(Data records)
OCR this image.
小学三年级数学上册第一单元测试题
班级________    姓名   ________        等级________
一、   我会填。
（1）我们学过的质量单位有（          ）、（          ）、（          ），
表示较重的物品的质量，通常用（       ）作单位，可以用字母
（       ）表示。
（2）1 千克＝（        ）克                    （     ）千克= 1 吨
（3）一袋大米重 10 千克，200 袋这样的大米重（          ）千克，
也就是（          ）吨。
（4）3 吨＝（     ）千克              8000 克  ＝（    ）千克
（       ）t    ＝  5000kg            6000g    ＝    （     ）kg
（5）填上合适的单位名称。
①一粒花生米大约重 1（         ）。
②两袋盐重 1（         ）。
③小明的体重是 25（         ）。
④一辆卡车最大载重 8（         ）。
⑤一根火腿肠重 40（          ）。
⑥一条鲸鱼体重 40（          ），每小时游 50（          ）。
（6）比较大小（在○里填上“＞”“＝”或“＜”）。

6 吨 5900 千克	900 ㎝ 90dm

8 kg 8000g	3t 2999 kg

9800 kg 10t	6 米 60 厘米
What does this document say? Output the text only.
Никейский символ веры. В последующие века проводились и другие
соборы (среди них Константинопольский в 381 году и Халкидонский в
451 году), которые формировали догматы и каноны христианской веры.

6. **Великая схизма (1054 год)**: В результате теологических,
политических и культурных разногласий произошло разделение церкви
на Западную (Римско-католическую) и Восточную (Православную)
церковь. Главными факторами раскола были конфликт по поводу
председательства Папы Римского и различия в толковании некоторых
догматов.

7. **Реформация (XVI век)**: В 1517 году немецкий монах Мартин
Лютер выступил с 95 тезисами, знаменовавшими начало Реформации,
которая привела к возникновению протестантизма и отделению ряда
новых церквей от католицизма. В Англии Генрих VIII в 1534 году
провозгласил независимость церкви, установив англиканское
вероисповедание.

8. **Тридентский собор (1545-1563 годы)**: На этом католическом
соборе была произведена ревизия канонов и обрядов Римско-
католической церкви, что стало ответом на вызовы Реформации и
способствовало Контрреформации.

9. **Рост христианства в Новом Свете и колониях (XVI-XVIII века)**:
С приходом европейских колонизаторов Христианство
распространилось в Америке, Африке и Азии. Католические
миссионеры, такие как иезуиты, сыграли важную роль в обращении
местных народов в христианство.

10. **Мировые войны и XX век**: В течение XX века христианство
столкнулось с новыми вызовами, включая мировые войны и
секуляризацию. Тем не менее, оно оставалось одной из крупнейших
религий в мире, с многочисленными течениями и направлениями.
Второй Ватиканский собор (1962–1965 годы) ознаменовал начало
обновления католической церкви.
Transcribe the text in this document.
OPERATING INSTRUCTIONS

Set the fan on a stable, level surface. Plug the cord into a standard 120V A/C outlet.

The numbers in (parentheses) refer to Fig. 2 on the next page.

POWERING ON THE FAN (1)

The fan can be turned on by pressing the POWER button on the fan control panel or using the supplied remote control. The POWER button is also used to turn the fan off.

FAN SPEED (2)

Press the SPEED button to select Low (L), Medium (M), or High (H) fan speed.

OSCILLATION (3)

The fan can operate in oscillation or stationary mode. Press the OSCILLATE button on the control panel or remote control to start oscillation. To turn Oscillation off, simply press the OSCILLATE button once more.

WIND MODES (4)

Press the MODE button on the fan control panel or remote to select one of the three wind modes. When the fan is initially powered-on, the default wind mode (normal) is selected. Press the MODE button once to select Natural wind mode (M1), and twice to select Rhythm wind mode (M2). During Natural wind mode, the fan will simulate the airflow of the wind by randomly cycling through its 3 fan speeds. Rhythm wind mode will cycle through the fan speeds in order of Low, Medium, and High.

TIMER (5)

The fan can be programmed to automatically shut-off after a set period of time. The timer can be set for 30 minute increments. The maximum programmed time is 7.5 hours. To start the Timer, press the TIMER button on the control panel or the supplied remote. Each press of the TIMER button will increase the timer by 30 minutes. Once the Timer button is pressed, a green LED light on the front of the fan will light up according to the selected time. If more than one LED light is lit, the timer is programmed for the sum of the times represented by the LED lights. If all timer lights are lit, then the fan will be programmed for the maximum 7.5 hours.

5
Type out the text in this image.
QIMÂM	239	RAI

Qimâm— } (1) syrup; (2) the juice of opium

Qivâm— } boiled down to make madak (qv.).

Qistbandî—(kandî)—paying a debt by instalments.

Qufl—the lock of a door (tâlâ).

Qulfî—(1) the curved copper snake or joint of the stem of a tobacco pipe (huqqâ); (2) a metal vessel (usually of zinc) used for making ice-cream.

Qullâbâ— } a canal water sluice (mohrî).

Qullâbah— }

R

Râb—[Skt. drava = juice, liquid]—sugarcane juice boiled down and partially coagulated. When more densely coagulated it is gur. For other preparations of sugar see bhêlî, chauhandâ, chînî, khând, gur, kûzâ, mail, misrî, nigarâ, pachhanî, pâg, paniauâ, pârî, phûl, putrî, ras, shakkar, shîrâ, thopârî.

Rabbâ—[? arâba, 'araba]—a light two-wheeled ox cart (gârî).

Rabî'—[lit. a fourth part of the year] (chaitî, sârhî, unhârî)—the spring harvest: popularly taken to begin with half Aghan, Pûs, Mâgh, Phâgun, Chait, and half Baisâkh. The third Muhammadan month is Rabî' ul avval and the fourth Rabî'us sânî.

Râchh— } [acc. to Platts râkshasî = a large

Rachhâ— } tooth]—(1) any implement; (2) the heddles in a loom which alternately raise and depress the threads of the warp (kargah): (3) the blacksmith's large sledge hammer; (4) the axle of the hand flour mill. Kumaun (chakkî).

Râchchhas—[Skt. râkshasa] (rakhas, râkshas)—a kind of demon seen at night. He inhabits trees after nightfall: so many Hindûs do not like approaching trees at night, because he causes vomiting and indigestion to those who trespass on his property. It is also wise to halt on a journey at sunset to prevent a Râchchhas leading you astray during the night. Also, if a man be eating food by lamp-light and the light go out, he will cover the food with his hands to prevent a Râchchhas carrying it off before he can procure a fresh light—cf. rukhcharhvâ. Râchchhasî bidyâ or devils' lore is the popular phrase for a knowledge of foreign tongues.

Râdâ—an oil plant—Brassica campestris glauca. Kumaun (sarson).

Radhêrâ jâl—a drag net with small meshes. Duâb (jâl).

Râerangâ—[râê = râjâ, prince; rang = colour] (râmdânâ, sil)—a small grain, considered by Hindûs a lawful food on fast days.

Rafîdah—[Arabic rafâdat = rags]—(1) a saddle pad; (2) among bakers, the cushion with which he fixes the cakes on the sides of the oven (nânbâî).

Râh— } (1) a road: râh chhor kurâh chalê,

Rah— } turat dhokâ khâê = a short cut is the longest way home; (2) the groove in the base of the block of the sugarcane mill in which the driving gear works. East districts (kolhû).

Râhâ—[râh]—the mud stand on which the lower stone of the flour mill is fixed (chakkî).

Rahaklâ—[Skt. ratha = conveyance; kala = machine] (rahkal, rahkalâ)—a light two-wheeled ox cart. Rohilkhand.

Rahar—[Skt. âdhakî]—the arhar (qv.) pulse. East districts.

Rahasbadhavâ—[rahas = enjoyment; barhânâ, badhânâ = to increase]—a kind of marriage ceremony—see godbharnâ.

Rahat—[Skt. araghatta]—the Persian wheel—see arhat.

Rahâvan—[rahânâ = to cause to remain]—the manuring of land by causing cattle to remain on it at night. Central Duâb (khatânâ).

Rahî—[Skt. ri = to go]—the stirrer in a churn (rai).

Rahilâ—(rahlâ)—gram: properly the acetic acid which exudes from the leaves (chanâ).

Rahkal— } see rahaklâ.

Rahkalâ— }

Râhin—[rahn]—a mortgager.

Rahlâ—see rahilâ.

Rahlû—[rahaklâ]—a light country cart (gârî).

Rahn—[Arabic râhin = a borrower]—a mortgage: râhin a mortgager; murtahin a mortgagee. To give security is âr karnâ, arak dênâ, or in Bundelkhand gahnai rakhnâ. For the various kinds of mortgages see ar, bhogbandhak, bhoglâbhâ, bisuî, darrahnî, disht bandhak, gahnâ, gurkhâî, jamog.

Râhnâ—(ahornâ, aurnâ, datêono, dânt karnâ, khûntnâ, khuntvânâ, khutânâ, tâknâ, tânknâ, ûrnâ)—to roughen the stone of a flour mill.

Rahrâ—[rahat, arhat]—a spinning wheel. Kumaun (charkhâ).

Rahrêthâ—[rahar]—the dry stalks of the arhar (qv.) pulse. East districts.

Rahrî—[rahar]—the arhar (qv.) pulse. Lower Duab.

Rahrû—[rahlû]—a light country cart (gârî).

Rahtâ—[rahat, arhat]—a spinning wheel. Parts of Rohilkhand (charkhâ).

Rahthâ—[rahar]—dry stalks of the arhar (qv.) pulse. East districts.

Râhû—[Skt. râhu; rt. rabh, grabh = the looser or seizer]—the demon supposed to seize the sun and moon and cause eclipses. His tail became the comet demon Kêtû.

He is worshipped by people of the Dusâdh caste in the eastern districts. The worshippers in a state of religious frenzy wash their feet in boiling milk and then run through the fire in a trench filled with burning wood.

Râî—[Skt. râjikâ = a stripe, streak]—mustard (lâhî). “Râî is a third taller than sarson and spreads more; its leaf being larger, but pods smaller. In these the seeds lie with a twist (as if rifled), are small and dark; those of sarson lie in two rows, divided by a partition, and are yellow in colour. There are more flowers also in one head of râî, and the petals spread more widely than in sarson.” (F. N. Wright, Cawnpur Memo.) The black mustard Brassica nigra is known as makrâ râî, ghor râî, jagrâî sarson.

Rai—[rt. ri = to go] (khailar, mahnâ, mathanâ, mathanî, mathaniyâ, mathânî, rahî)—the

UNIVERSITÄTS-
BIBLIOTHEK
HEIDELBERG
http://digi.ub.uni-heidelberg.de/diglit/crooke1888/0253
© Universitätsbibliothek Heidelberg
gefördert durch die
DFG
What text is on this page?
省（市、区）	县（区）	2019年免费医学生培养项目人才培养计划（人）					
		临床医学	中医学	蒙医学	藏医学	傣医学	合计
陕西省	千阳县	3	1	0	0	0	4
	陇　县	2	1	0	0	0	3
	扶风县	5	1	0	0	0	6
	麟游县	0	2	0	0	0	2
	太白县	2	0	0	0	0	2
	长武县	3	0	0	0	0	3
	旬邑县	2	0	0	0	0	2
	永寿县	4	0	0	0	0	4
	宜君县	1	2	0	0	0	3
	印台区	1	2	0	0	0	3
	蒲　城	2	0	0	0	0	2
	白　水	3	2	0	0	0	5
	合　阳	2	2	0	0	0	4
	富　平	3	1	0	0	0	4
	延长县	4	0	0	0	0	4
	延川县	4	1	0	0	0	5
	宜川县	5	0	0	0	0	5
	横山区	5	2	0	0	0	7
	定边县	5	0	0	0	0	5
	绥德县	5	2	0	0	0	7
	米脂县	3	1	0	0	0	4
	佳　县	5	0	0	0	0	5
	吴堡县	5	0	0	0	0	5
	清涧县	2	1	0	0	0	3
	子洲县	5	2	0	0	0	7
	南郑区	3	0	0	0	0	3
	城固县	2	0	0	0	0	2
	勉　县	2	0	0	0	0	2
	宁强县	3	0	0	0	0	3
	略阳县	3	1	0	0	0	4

TASK STATEMENT –
Return all lines containing "spinning".

OUTPUT BELOW –
Rahrâ—[rahat, arhat]—a spinning wheel. Kumaun (charkhâ).
Rahtâ—[rahat, arhat]—a spinning wheel. Parts of Rohilkhand (charkhâ).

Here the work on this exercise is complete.